Task details
Work out how many lines contain "Teaching". Reply with the count alone.

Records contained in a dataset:

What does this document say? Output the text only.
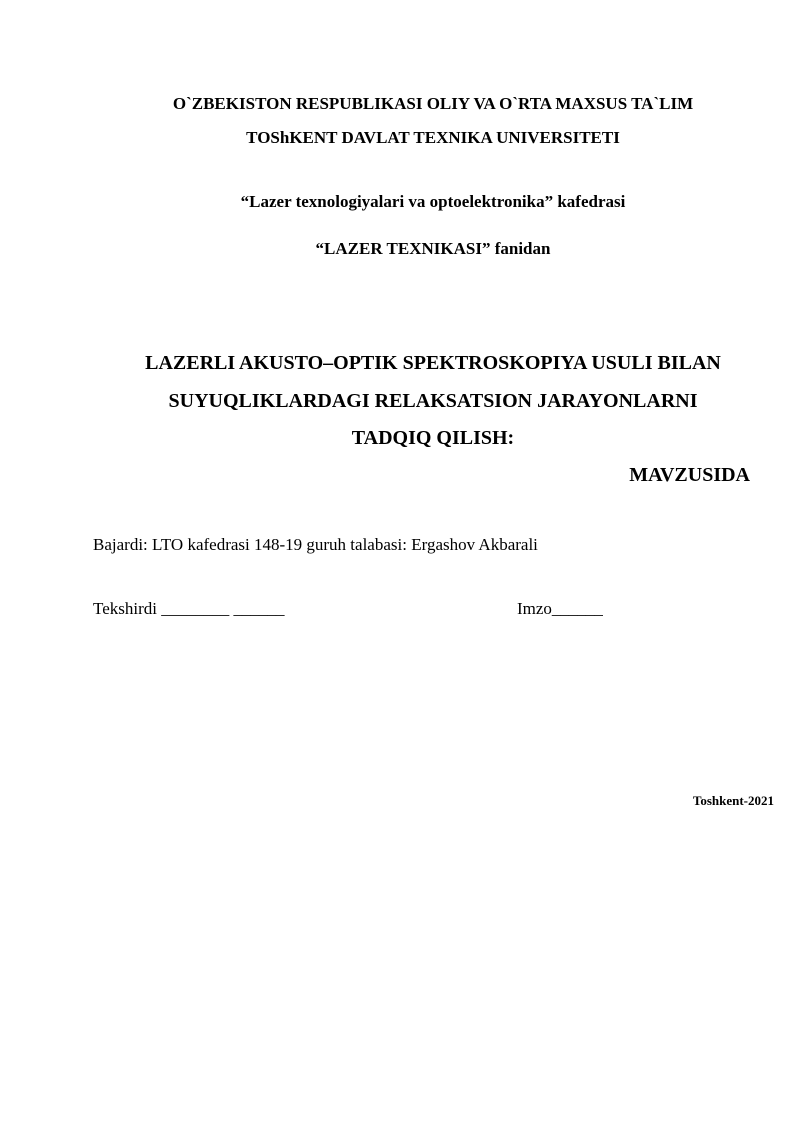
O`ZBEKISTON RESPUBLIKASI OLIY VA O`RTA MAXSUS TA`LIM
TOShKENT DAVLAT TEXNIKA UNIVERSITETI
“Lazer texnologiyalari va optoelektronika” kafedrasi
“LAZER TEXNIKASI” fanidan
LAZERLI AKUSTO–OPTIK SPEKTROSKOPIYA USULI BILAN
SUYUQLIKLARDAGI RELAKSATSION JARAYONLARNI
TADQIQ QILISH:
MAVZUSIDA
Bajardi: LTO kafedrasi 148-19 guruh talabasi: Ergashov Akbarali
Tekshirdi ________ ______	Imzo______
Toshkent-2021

--

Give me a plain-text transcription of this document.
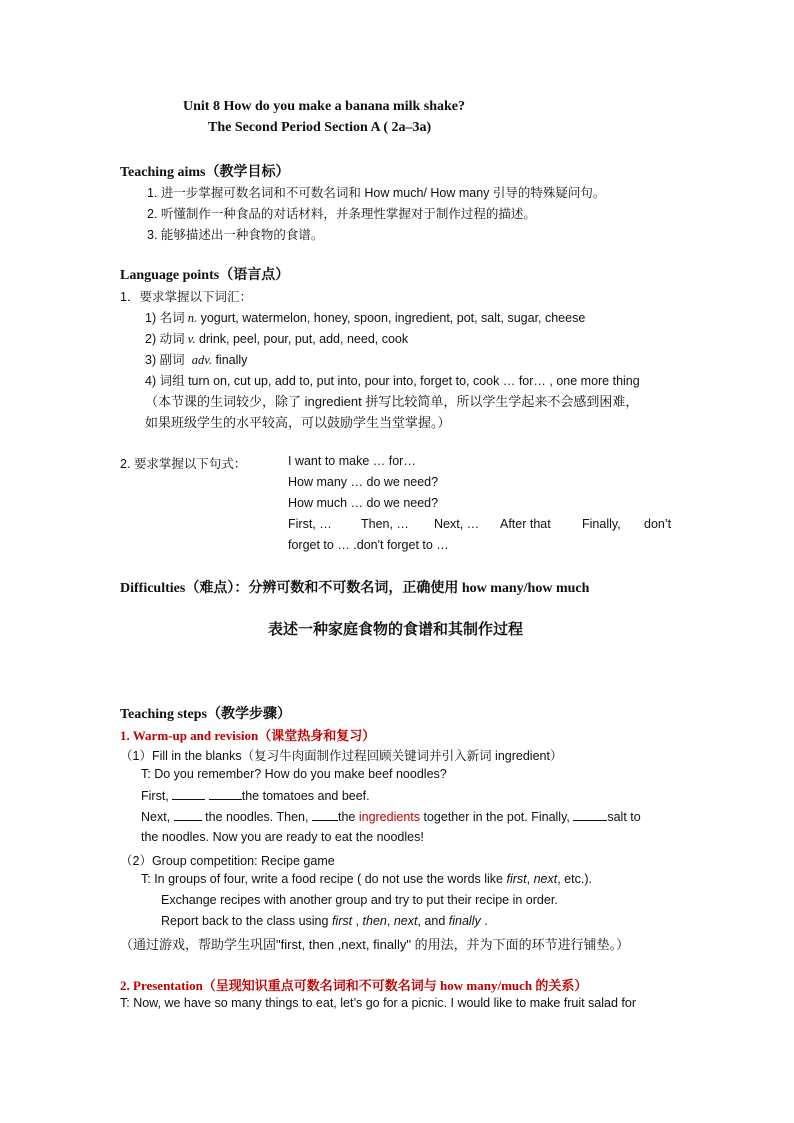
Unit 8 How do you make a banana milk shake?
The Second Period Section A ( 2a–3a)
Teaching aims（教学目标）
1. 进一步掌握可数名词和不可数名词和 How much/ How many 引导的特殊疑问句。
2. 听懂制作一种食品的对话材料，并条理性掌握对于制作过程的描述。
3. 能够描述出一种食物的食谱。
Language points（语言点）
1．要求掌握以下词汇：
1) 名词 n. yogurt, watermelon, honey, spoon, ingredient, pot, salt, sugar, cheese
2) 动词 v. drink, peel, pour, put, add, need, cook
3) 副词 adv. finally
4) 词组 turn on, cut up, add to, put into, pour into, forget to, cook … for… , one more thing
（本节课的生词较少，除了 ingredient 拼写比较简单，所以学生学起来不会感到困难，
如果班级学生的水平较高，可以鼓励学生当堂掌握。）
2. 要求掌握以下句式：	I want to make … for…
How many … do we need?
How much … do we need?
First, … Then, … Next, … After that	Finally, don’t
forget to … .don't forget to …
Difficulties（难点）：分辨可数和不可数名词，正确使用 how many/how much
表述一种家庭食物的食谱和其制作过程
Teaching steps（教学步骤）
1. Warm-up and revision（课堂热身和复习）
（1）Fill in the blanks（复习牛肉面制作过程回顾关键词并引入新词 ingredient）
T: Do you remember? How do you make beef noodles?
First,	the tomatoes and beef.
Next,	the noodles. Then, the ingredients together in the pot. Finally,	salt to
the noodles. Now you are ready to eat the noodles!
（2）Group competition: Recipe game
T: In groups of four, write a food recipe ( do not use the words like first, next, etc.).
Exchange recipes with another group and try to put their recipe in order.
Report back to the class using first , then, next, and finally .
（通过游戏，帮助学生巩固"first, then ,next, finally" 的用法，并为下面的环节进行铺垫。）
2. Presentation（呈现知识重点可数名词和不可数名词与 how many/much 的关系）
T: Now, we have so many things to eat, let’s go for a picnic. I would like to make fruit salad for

--

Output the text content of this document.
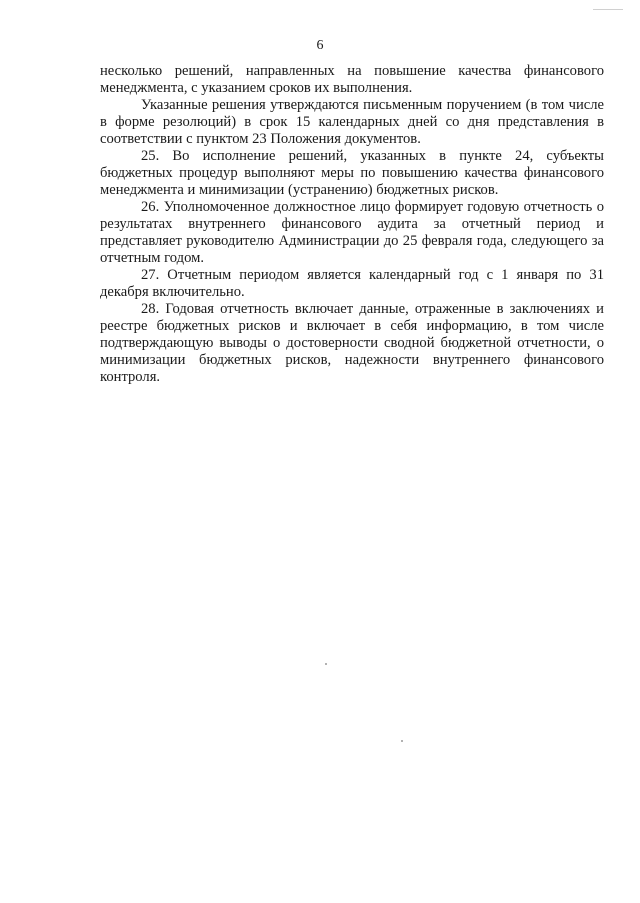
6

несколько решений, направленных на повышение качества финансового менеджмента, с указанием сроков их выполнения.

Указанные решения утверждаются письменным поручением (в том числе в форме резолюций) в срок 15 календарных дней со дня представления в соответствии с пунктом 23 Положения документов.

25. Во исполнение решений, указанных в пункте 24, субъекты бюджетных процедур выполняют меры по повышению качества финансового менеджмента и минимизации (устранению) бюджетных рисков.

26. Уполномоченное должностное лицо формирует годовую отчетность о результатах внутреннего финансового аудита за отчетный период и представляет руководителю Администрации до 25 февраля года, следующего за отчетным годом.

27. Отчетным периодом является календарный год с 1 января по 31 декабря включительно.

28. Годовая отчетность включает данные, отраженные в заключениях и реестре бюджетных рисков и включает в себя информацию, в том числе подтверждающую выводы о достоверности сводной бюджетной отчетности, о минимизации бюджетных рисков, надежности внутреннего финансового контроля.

Response to the task
2